-- start Provided material --
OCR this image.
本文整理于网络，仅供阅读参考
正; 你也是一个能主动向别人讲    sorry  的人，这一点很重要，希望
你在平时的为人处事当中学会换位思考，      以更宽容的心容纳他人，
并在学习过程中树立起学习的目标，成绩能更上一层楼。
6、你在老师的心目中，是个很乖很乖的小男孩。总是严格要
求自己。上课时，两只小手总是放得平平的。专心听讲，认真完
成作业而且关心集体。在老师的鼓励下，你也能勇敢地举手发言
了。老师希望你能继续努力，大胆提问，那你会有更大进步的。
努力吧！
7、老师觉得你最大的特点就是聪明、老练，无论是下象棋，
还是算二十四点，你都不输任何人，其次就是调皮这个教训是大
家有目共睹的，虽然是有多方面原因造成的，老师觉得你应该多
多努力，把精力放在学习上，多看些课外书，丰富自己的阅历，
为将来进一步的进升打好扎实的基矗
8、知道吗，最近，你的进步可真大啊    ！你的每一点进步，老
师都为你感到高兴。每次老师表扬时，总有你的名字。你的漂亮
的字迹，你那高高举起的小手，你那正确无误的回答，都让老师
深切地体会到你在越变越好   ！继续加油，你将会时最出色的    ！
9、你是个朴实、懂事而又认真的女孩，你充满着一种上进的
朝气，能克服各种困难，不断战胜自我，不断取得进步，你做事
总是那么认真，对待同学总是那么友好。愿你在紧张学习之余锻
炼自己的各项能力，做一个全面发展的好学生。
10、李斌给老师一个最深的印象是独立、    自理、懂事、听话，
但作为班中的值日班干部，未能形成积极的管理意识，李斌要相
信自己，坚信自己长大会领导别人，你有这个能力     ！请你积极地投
-- end Provided material --
*Set problem*. Quote the listing in full, please, keeping every line exact.

*Full answer*.
OCR this image.
本文整理于网络，仅供阅读参考
正; 你也是一个能主动向别人讲    sorry  的人，这一点很重要，希望
你在平时的为人处事当中学会换位思考，      以更宽容的心容纳他人，
并在学习过程中树立起学习的目标，成绩能更上一层楼。
6、你在老师的心目中，是个很乖很乖的小男孩。总是严格要
求自己。上课时，两只小手总是放得平平的。专心听讲，认真完
成作业而且关心集体。在老师的鼓励下，你也能勇敢地举手发言
了。老师希望你能继续努力，大胆提问，那你会有更大进步的。
努力吧！
7、老师觉得你最大的特点就是聪明、老练，无论是下象棋，
还是算二十四点，你都不输任何人，其次就是调皮这个教训是大
家有目共睹的，虽然是有多方面原因造成的，老师觉得你应该多
多努力，把精力放在学习上，多看些课外书，丰富自己的阅历，
为将来进一步的进升打好扎实的基矗
8、知道吗，最近，你的进步可真大啊    ！你的每一点进步，老
师都为你感到高兴。每次老师表扬时，总有你的名字。你的漂亮
的字迹，你那高高举起的小手，你那正确无误的回答，都让老师
深切地体会到你在越变越好   ！继续加油，你将会时最出色的    ！
9、你是个朴实、懂事而又认真的女孩，你充满着一种上进的
朝气，能克服各种困难，不断战胜自我，不断取得进步，你做事
总是那么认真，对待同学总是那么友好。愿你在紧张学习之余锻
炼自己的各项能力，做一个全面发展的好学生。
10、李斌给老师一个最深的印象是独立、    自理、懂事、听话，
但作为班中的值日班干部，未能形成积极的管理意识，李斌要相
信自己，坚信自己长大会领导别人，你有这个能力     ！请你积极地投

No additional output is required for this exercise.